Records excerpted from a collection
.....

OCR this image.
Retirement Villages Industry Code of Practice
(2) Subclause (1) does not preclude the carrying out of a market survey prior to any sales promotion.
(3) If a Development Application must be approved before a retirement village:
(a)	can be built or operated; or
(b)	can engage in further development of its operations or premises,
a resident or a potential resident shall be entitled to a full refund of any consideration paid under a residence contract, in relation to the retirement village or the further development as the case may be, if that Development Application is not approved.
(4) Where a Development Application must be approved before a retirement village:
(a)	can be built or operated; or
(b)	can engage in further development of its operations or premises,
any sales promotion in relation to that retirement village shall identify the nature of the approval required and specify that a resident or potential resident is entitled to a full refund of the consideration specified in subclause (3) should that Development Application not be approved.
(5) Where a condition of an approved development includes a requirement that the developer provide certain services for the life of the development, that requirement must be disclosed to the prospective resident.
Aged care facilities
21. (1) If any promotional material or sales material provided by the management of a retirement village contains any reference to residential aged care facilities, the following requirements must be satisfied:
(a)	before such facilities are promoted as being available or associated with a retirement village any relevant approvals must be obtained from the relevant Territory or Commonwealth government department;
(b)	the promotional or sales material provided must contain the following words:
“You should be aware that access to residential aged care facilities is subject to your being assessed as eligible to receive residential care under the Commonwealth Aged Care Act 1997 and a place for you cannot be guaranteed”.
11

.....

WRITTEN EXERCISE.
Write out every entry verbatim.

SOLVED EXERCISE.
OCR this image.
Retirement Villages Industry Code of Practice
(2) Subclause (1) does not preclude the carrying out of a market survey prior to any sales promotion.
(3) If a Development Application must be approved before a retirement village:
(a)	can be built or operated; or
(b)	can engage in further development of its operations or premises,
a resident or a potential resident shall be entitled to a full refund of any consideration paid under a residence contract, in relation to the retirement village or the further development as the case may be, if that Development Application is not approved.
(4) Where a Development Application must be approved before a retirement village:
(a)	can be built or operated; or
(b)	can engage in further development of its operations or premises,
any sales promotion in relation to that retirement village shall identify the nature of the approval required and specify that a resident or potential resident is entitled to a full refund of the consideration specified in subclause (3) should that Development Application not be approved.
(5) Where a condition of an approved development includes a requirement that the developer provide certain services for the life of the development, that requirement must be disclosed to the prospective resident.
Aged care facilities
21. (1) If any promotional material or sales material provided by the management of a retirement village contains any reference to residential aged care facilities, the following requirements must be satisfied:
(a)	before such facilities are promoted as being available or associated with a retirement village any relevant approvals must be obtained from the relevant Territory or Commonwealth government department;
(b)	the promotional or sales material provided must contain the following words:
“You should be aware that access to residential aged care facilities is subject to your being assessed as eligible to receive residential care under the Commonwealth Aged Care Act 1997 and a place for you cannot be guaranteed”.
11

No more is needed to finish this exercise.